:: Input for this task

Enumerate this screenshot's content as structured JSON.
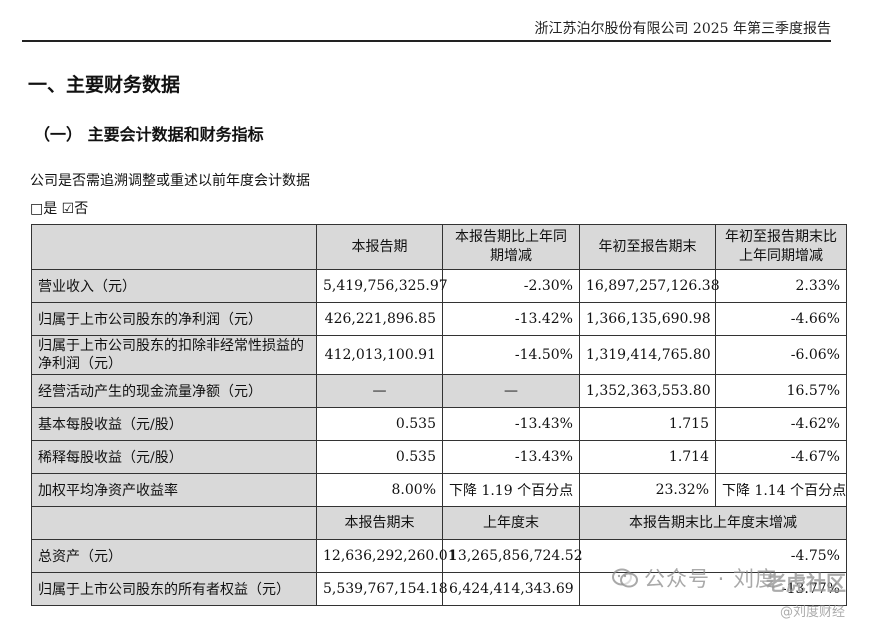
{
  "header": {
    "title": "浙江苏泊尔股份有限公司 2025 年第三季度报告"
  },
  "section": {
    "title": "一、主要财务数据",
    "subtitle": "（一） 主要会计数据和财务指标",
    "question": "公司是否需追溯调整或重述以前年度会计数据",
    "options": "□是 ☑否"
  },
  "table": {
    "headers": [
      "",
      "本报告期",
      "本报告期比上年同期增减",
      "年初至报告期末",
      "年初至报告期末比上年同期增减"
    ],
    "rows": [
      [
        "营业收入（元）",
        "5,419,756,325.97",
        "-2.30%",
        "16,897,257,126.38",
        "2.33%"
      ],
      [
        "归属于上市公司股东的净利润（元）",
        "426,221,896.85",
        "-13.42%",
        "1,366,135,690.98",
        "-4.66%"
      ],
      [
        "归属于上市公司股东的扣除非经常性损益的净利润（元）",
        "412,013,100.91",
        "-14.50%",
        "1,319,414,765.80",
        "-6.06%"
      ],
      [
        "经营活动产生的现金流量净额（元）",
        "—",
        "—",
        "1,352,363,553.80",
        "16.57%"
      ],
      [
        "基本每股收益（元/股）",
        "0.535",
        "-13.43%",
        "1.715",
        "-4.62%"
      ],
      [
        "稀释每股收益（元/股）",
        "0.535",
        "-13.43%",
        "1.714",
        "-4.67%"
      ],
      [
        "加权平均净资产收益率",
        "8.00%",
        "下降 1.19 个百分点",
        "23.32%",
        "下降 1.14 个百分点"
      ]
    ],
    "headers2": [
      "",
      "本报告期末",
      "上年度末",
      "本报告期末比上年度末增减"
    ],
    "rows2": [
      [
        "总资产（元）",
        "12,636,292,260.01",
        "13,265,856,724.52",
        "-4.75%"
      ],
      [
        "归属于上市公司股东的所有者权益（元）",
        "5,539,767,154.18",
        "6,424,414,343.69",
        "-13.77%"
      ]
    ]
  },
  "watermark": {
    "channel": "公众号 · 刘度",
    "stamp_top": "老虎社区",
    "stamp_bottom": "@刘度财经"
  }
}
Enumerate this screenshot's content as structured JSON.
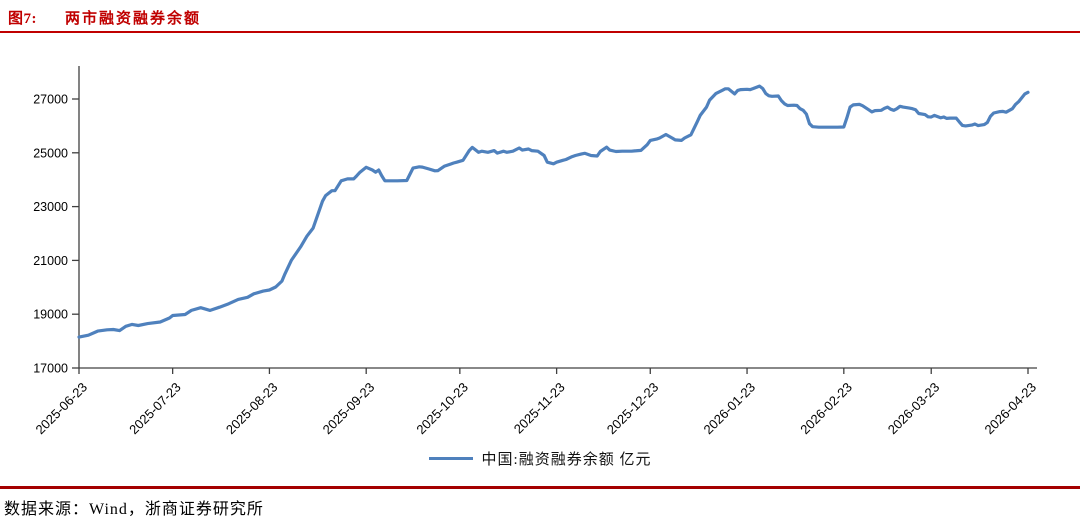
{
  "header": {
    "figure_label": "图7:",
    "title": "两市融资融券余额"
  },
  "footer": {
    "text": "数据来源：Wind，浙商证券研究所"
  },
  "colors": {
    "accent_red": "#C00000",
    "rule_bottom": "#A40000",
    "line_blue": "#4F81BD",
    "axis_gray": "#404040"
  },
  "chart_data": {
    "type": "line",
    "title": "两市融资融券余额",
    "xlabel": "",
    "ylabel": "",
    "unit": "亿元",
    "grid": false,
    "legend_position": "bottom",
    "ylim": [
      17000,
      27900
    ],
    "y_ticks": [
      17000,
      19000,
      21000,
      23000,
      25000,
      27000
    ],
    "x_ticks": [
      {
        "d": 0,
        "label": "2025-06-23"
      },
      {
        "d": 30,
        "label": "2025-07-23"
      },
      {
        "d": 61,
        "label": "2025-08-23"
      },
      {
        "d": 92,
        "label": "2025-09-23"
      },
      {
        "d": 122,
        "label": "2025-10-23"
      },
      {
        "d": 153,
        "label": "2025-11-23"
      },
      {
        "d": 183,
        "label": "2025-12-23"
      },
      {
        "d": 214,
        "label": "2026-01-23"
      },
      {
        "d": 245,
        "label": "2026-02-23"
      },
      {
        "d": 273,
        "label": "2026-03-23"
      },
      {
        "d": 304,
        "label": "2026-04-23"
      }
    ],
    "series": [
      {
        "name": "中国:融资融券余额 亿元",
        "color": "#4F81BD",
        "points": [
          [
            0,
            18150
          ],
          [
            3,
            18220
          ],
          [
            6,
            18370
          ],
          [
            9,
            18420
          ],
          [
            11,
            18430
          ],
          [
            13,
            18390
          ],
          [
            15,
            18550
          ],
          [
            17,
            18620
          ],
          [
            19,
            18580
          ],
          [
            22,
            18650
          ],
          [
            26,
            18710
          ],
          [
            29,
            18860
          ],
          [
            30,
            18950
          ],
          [
            34,
            18990
          ],
          [
            36,
            19140
          ],
          [
            39,
            19240
          ],
          [
            42,
            19140
          ],
          [
            45,
            19260
          ],
          [
            48,
            19390
          ],
          [
            51,
            19550
          ],
          [
            54,
            19630
          ],
          [
            56,
            19760
          ],
          [
            59,
            19860
          ],
          [
            61,
            19900
          ],
          [
            63,
            20010
          ],
          [
            65,
            20230
          ],
          [
            66,
            20500
          ],
          [
            68,
            21000
          ],
          [
            71,
            21500
          ],
          [
            73,
            21900
          ],
          [
            75,
            22200
          ],
          [
            78,
            23200
          ],
          [
            79,
            23410
          ],
          [
            81,
            23590
          ],
          [
            82,
            23590
          ],
          [
            84,
            23960
          ],
          [
            86,
            24030
          ],
          [
            88,
            24030
          ],
          [
            89,
            24150
          ],
          [
            90,
            24280
          ],
          [
            92,
            24460
          ],
          [
            94,
            24360
          ],
          [
            95,
            24280
          ],
          [
            96,
            24360
          ],
          [
            97,
            24140
          ],
          [
            98,
            23960
          ],
          [
            100,
            23960
          ],
          [
            102,
            23960
          ],
          [
            105,
            23970
          ],
          [
            107,
            24430
          ],
          [
            109,
            24480
          ],
          [
            110,
            24470
          ],
          [
            112,
            24400
          ],
          [
            114,
            24330
          ],
          [
            115,
            24340
          ],
          [
            117,
            24500
          ],
          [
            119,
            24580
          ],
          [
            120,
            24620
          ],
          [
            121,
            24650
          ],
          [
            123,
            24720
          ],
          [
            125,
            25080
          ],
          [
            126,
            25200
          ],
          [
            128,
            25020
          ],
          [
            129,
            25060
          ],
          [
            131,
            25020
          ],
          [
            133,
            25080
          ],
          [
            134,
            24990
          ],
          [
            136,
            25060
          ],
          [
            137,
            25020
          ],
          [
            139,
            25060
          ],
          [
            141,
            25180
          ],
          [
            142,
            25100
          ],
          [
            144,
            25140
          ],
          [
            145,
            25080
          ],
          [
            147,
            25060
          ],
          [
            149,
            24900
          ],
          [
            150,
            24650
          ],
          [
            152,
            24590
          ],
          [
            153,
            24650
          ],
          [
            155,
            24720
          ],
          [
            156,
            24750
          ],
          [
            158,
            24860
          ],
          [
            159,
            24900
          ],
          [
            161,
            24960
          ],
          [
            162,
            24980
          ],
          [
            164,
            24900
          ],
          [
            166,
            24880
          ],
          [
            167,
            25050
          ],
          [
            169,
            25210
          ],
          [
            170,
            25100
          ],
          [
            172,
            25050
          ],
          [
            174,
            25060
          ],
          [
            177,
            25060
          ],
          [
            178,
            25070
          ],
          [
            180,
            25090
          ],
          [
            182,
            25300
          ],
          [
            183,
            25460
          ],
          [
            185,
            25510
          ],
          [
            186,
            25550
          ],
          [
            188,
            25680
          ],
          [
            190,
            25550
          ],
          [
            191,
            25480
          ],
          [
            193,
            25460
          ],
          [
            194,
            25550
          ],
          [
            196,
            25670
          ],
          [
            198,
            26140
          ],
          [
            199,
            26390
          ],
          [
            201,
            26700
          ],
          [
            202,
            26960
          ],
          [
            204,
            27200
          ],
          [
            206,
            27320
          ],
          [
            207,
            27380
          ],
          [
            208,
            27380
          ],
          [
            210,
            27190
          ],
          [
            211,
            27320
          ],
          [
            212,
            27350
          ],
          [
            214,
            27360
          ],
          [
            215,
            27350
          ],
          [
            216,
            27390
          ],
          [
            218,
            27480
          ],
          [
            219,
            27390
          ],
          [
            220,
            27200
          ],
          [
            221,
            27120
          ],
          [
            222,
            27100
          ],
          [
            224,
            27110
          ],
          [
            225,
            26940
          ],
          [
            226,
            26820
          ],
          [
            227,
            26760
          ],
          [
            229,
            26770
          ],
          [
            230,
            26760
          ],
          [
            231,
            26640
          ],
          [
            232,
            26580
          ],
          [
            233,
            26440
          ],
          [
            234,
            26080
          ],
          [
            235,
            25970
          ],
          [
            237,
            25950
          ],
          [
            240,
            25950
          ],
          [
            242,
            25950
          ],
          [
            243,
            25950
          ],
          [
            245,
            25960
          ],
          [
            246,
            26300
          ],
          [
            247,
            26700
          ],
          [
            248,
            26780
          ],
          [
            249,
            26790
          ],
          [
            250,
            26800
          ],
          [
            251,
            26750
          ],
          [
            253,
            26600
          ],
          [
            254,
            26520
          ],
          [
            255,
            26570
          ],
          [
            257,
            26580
          ],
          [
            258,
            26650
          ],
          [
            259,
            26700
          ],
          [
            260,
            26620
          ],
          [
            261,
            26580
          ],
          [
            262,
            26640
          ],
          [
            263,
            26730
          ],
          [
            264,
            26700
          ],
          [
            266,
            26660
          ],
          [
            267,
            26640
          ],
          [
            268,
            26600
          ],
          [
            269,
            26460
          ],
          [
            271,
            26420
          ],
          [
            272,
            26340
          ],
          [
            273,
            26330
          ],
          [
            274,
            26390
          ],
          [
            276,
            26300
          ],
          [
            277,
            26330
          ],
          [
            278,
            26280
          ],
          [
            279,
            26290
          ],
          [
            281,
            26290
          ],
          [
            282,
            26150
          ],
          [
            283,
            26020
          ],
          [
            284,
            26000
          ],
          [
            286,
            26030
          ],
          [
            287,
            26070
          ],
          [
            288,
            26010
          ],
          [
            290,
            26050
          ],
          [
            291,
            26130
          ],
          [
            292,
            26360
          ],
          [
            293,
            26480
          ],
          [
            295,
            26530
          ],
          [
            296,
            26540
          ],
          [
            297,
            26510
          ],
          [
            299,
            26640
          ],
          [
            300,
            26800
          ],
          [
            301,
            26900
          ],
          [
            302,
            27050
          ],
          [
            303,
            27190
          ],
          [
            304,
            27250
          ]
        ]
      }
    ]
  }
}
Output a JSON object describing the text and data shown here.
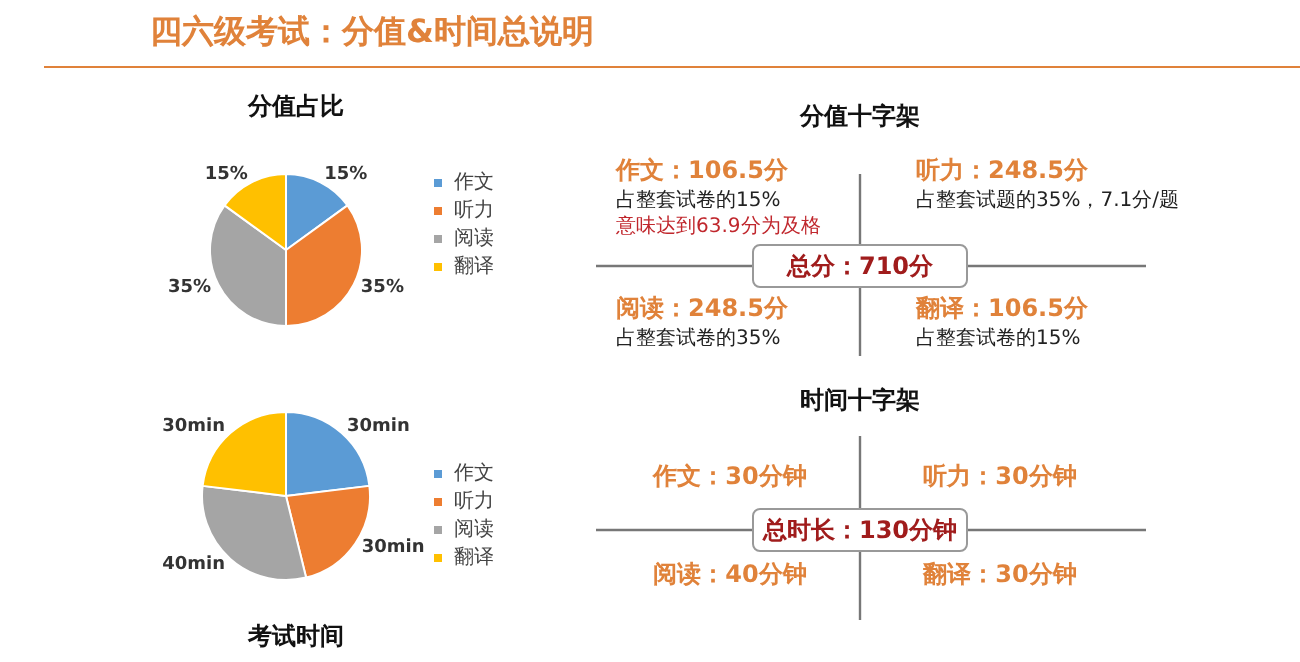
{
  "chart_data": [
    {
      "type": "other",
      "title": "四六级考试：分值&时间总说明"
    },
    {
      "type": "pie",
      "title": "分值占比",
      "categories": [
        "作文",
        "听力",
        "阅读",
        "翻译"
      ],
      "values": [
        15,
        35,
        35,
        15
      ],
      "value_labels": [
        "15%",
        "35%",
        "35%",
        "15%"
      ],
      "colors": [
        "#5b9bd5",
        "#ed7d31",
        "#a5a5a5",
        "#ffc000"
      ],
      "legend": "right"
    },
    {
      "type": "other",
      "title": "分值十字架",
      "annotations": [
        "作文：106.5分",
        "占整套试卷的15%",
        "意味达到63.9分为及格",
        "听力：248.5分",
        "占整套试题的35%，7.1分/题",
        "阅读：248.5分",
        "占整套试卷的35%",
        "翻译：106.5分",
        "占整套试卷的15%",
        "总分：710分"
      ]
    },
    {
      "type": "pie",
      "title": "考试时间",
      "categories": [
        "作文",
        "听力",
        "阅读",
        "翻译"
      ],
      "values": [
        30,
        30,
        40,
        30
      ],
      "value_labels": [
        "30min",
        "30min",
        "40min",
        "30min"
      ],
      "colors": [
        "#5b9bd5",
        "#ed7d31",
        "#a5a5a5",
        "#ffc000"
      ],
      "legend": "right"
    },
    {
      "type": "other",
      "title": "时间十字架",
      "annotations": [
        "作文：30分钟",
        "听力：30分钟",
        "阅读：40分钟",
        "翻译：30分钟",
        "总时长：130分钟"
      ]
    }
  ]
}
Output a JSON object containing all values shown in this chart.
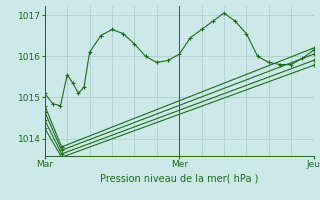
{
  "xlabel": "Pression niveau de la mer( hPa )",
  "bg_color": "#cce8e8",
  "grid_color": "#aacccc",
  "line_color": "#1a6e1a",
  "xlim": [
    0,
    48
  ],
  "ylim": [
    1013.58,
    1017.22
  ],
  "yticks": [
    1014,
    1015,
    1016,
    1017
  ],
  "xtick_positions": [
    0,
    24,
    48
  ],
  "xtick_labels": [
    "Mar",
    "Mer",
    "Jeu"
  ],
  "series0_x": [
    0,
    1.4,
    2.8,
    4,
    5,
    6,
    7,
    8,
    10,
    12,
    14,
    16,
    18,
    20,
    22,
    24,
    26,
    28,
    30,
    32,
    34,
    36,
    38,
    40,
    42,
    44,
    46,
    48
  ],
  "series0_y": [
    1015.1,
    1014.85,
    1014.8,
    1015.55,
    1015.35,
    1015.1,
    1015.25,
    1016.1,
    1016.5,
    1016.65,
    1016.55,
    1016.3,
    1016.0,
    1015.85,
    1015.9,
    1016.05,
    1016.45,
    1016.65,
    1016.85,
    1017.05,
    1016.85,
    1016.55,
    1016.0,
    1015.85,
    1015.8,
    1015.8,
    1015.95,
    1016.15
  ],
  "series1_x": [
    0,
    3,
    48
  ],
  "series1_y": [
    1014.8,
    1013.8,
    1016.2
  ],
  "series2_x": [
    0,
    3,
    48
  ],
  "series2_y": [
    1014.65,
    1013.72,
    1016.05
  ],
  "series3_x": [
    0,
    3,
    48
  ],
  "series3_y": [
    1014.45,
    1013.63,
    1015.9
  ],
  "series4_x": [
    0,
    3,
    48
  ],
  "series4_y": [
    1014.25,
    1013.55,
    1015.78
  ]
}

::::

▸ **Exercise details**
With pictures omitted, copy exactly the lines from the one containing "Output a JSON object containing" through the final line of the listing, both included.

▸ **Reply**
Output a JSON object containing all values shown in this chart.
{
  "xlabel": "Pression niveau de la mer( hPa )",
  "bg_color": "#cce8e8",
  "grid_color": "#aacccc",
  "line_color": "#1a6e1a",
  "xlim": [
    0,
    48
  ],
  "ylim": [
    1013.58,
    1017.22
  ],
  "yticks": [
    1014,
    1015,
    1016,
    1017
  ],
  "xtick_positions": [
    0,
    24,
    48
  ],
  "xtick_labels": [
    "Mar",
    "Mer",
    "Jeu"
  ],
  "series0_x": [
    0,
    1.4,
    2.8,
    4,
    5,
    6,
    7,
    8,
    10,
    12,
    14,
    16,
    18,
    20,
    22,
    24,
    26,
    28,
    30,
    32,
    34,
    36,
    38,
    40,
    42,
    44,
    46,
    48
  ],
  "series0_y": [
    1015.1,
    1014.85,
    1014.8,
    1015.55,
    1015.35,
    1015.1,
    1015.25,
    1016.1,
    1016.5,
    1016.65,
    1016.55,
    1016.3,
    1016.0,
    1015.85,
    1015.9,
    1016.05,
    1016.45,
    1016.65,
    1016.85,
    1017.05,
    1016.85,
    1016.55,
    1016.0,
    1015.85,
    1015.8,
    1015.8,
    1015.95,
    1016.15
  ],
  "series1_x": [
    0,
    3,
    48
  ],
  "series1_y": [
    1014.8,
    1013.8,
    1016.2
  ],
  "series2_x": [
    0,
    3,
    48
  ],
  "series2_y": [
    1014.65,
    1013.72,
    1016.05
  ],
  "series3_x": [
    0,
    3,
    48
  ],
  "series3_y": [
    1014.45,
    1013.63,
    1015.9
  ],
  "series4_x": [
    0,
    3,
    48
  ],
  "series4_y": [
    1014.25,
    1013.55,
    1015.78
  ]
}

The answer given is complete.